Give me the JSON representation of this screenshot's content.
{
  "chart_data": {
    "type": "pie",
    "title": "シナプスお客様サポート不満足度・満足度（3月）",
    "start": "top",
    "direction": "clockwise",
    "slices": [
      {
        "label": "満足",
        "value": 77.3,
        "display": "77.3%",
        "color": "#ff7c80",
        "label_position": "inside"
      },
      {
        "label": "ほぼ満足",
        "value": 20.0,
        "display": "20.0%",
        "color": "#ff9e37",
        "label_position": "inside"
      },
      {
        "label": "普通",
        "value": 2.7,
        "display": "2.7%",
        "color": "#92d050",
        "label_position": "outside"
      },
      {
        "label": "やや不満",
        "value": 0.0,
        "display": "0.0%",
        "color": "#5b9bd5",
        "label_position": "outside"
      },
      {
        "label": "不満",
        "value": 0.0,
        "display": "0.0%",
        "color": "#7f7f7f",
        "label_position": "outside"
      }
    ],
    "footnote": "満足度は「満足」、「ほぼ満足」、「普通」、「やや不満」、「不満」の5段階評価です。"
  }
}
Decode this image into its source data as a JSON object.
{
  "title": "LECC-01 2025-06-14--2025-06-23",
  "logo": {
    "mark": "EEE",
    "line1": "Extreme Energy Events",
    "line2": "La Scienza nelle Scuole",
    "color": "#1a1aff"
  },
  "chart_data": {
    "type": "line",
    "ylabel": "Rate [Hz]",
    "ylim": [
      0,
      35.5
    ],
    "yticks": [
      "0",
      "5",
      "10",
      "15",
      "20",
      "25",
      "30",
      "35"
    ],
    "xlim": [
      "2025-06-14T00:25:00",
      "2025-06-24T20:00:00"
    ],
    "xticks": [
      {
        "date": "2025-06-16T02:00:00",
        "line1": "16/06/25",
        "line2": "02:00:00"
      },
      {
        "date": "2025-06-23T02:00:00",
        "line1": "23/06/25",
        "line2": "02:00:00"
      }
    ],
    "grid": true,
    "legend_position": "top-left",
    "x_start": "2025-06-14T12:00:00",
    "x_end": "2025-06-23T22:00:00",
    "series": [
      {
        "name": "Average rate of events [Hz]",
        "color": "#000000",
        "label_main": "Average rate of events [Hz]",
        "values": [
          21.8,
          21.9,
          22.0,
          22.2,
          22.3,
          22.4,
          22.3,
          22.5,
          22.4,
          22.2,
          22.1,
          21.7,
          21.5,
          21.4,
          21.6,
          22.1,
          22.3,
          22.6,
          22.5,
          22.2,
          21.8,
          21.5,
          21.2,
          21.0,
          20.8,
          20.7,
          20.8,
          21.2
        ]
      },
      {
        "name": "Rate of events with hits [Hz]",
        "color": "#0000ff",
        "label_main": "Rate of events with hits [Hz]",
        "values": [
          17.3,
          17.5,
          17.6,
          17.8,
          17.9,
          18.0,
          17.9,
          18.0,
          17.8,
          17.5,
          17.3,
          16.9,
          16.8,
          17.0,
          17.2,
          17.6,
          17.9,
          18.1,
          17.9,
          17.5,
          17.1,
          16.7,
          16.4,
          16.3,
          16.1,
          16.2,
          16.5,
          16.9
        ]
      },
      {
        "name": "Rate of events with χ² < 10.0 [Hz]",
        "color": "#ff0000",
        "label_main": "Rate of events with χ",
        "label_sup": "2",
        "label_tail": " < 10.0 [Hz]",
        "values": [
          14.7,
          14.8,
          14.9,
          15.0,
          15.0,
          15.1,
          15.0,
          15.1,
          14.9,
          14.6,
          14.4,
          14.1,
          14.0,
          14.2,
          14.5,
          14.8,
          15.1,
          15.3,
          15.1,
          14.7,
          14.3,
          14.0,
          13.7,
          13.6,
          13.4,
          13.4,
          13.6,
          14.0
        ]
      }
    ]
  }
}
━━━━━━━━━━
* [Direction]: Retype the entries one by one, exactly.

* [Task response]:
Give me the JSON representation of this screenshot's content.
{
  "chart_data": {
    "type": "pie",
    "title": "シナプスお客様サポート不満足度・満足度（3月）",
    "start": "top",
    "direction": "clockwise",
    "slices": [
      {
        "label": "満足",
        "value": 77.3,
        "display": "77.3%",
        "color": "#ff7c80",
        "label_position": "inside"
      },
      {
        "label": "ほぼ満足",
        "value": 20.0,
        "display": "20.0%",
        "color": "#ff9e37",
        "label_position": "inside"
      },
      {
        "label": "普通",
        "value": 2.7,
        "display": "2.7%",
        "color": "#92d050",
        "label_position": "outside"
      },
      {
        "label": "やや不満",
        "value": 0.0,
        "display": "0.0%",
        "color": "#5b9bd5",
        "label_position": "outside"
      },
      {
        "label": "不満",
        "value": 0.0,
        "display": "0.0%",
        "color": "#7f7f7f",
        "label_position": "outside"
      }
    ],
    "footnote": "満足度は「満足」、「ほぼ満足」、「普通」、「やや不満」、「不満」の5段階評価です。"
  }
}
Decode this image into its source data as a JSON object.
{
  "title": "LECC-01 2025-06-14--2025-06-23",
  "logo": {
    "mark": "EEE",
    "line1": "Extreme Energy Events",
    "line2": "La Scienza nelle Scuole",
    "color": "#1a1aff"
  },
  "chart_data": {
    "type": "line",
    "ylabel": "Rate [Hz]",
    "ylim": [
      0,
      35.5
    ],
    "yticks": [
      "0",
      "5",
      "10",
      "15",
      "20",
      "25",
      "30",
      "35"
    ],
    "xlim": [
      "2025-06-14T00:25:00",
      "2025-06-24T20:00:00"
    ],
    "xticks": [
      {
        "date": "2025-06-16T02:00:00",
        "line1": "16/06/25",
        "line2": "02:00:00"
      },
      {
        "date": "2025-06-23T02:00:00",
        "line1": "23/06/25",
        "line2": "02:00:00"
      }
    ],
    "grid": true,
    "legend_position": "top-left",
    "x_start": "2025-06-14T12:00:00",
    "x_end": "2025-06-23T22:00:00",
    "series": [
      {
        "name": "Average rate of events [Hz]",
        "color": "#000000",
        "label_main": "Average rate of events [Hz]",
        "values": [
          21.8,
          21.9,
          22.0,
          22.2,
          22.3,
          22.4,
          22.3,
          22.5,
          22.4,
          22.2,
          22.1,
          21.7,
          21.5,
          21.4,
          21.6,
          22.1,
          22.3,
          22.6,
          22.5,
          22.2,
          21.8,
          21.5,
          21.2,
          21.0,
          20.8,
          20.7,
          20.8,
          21.2
        ]
      },
      {
        "name": "Rate of events with hits [Hz]",
        "color": "#0000ff",
        "label_main": "Rate of events with hits [Hz]",
        "values": [
          17.3,
          17.5,
          17.6,
          17.8,
          17.9,
          18.0,
          17.9,
          18.0,
          17.8,
          17.5,
          17.3,
          16.9,
          16.8,
          17.0,
          17.2,
          17.6,
          17.9,
          18.1,
          17.9,
          17.5,
          17.1,
          16.7,
          16.4,
          16.3,
          16.1,
          16.2,
          16.5,
          16.9
        ]
      },
      {
        "name": "Rate of events with χ² < 10.0 [Hz]",
        "color": "#ff0000",
        "label_main": "Rate of events with χ",
        "label_sup": "2",
        "label_tail": " < 10.0 [Hz]",
        "values": [
          14.7,
          14.8,
          14.9,
          15.0,
          15.0,
          15.1,
          15.0,
          15.1,
          14.9,
          14.6,
          14.4,
          14.1,
          14.0,
          14.2,
          14.5,
          14.8,
          15.1,
          15.3,
          15.1,
          14.7,
          14.3,
          14.0,
          13.7,
          13.6,
          13.4,
          13.4,
          13.6,
          14.0
        ]
      }
    ]
  }
}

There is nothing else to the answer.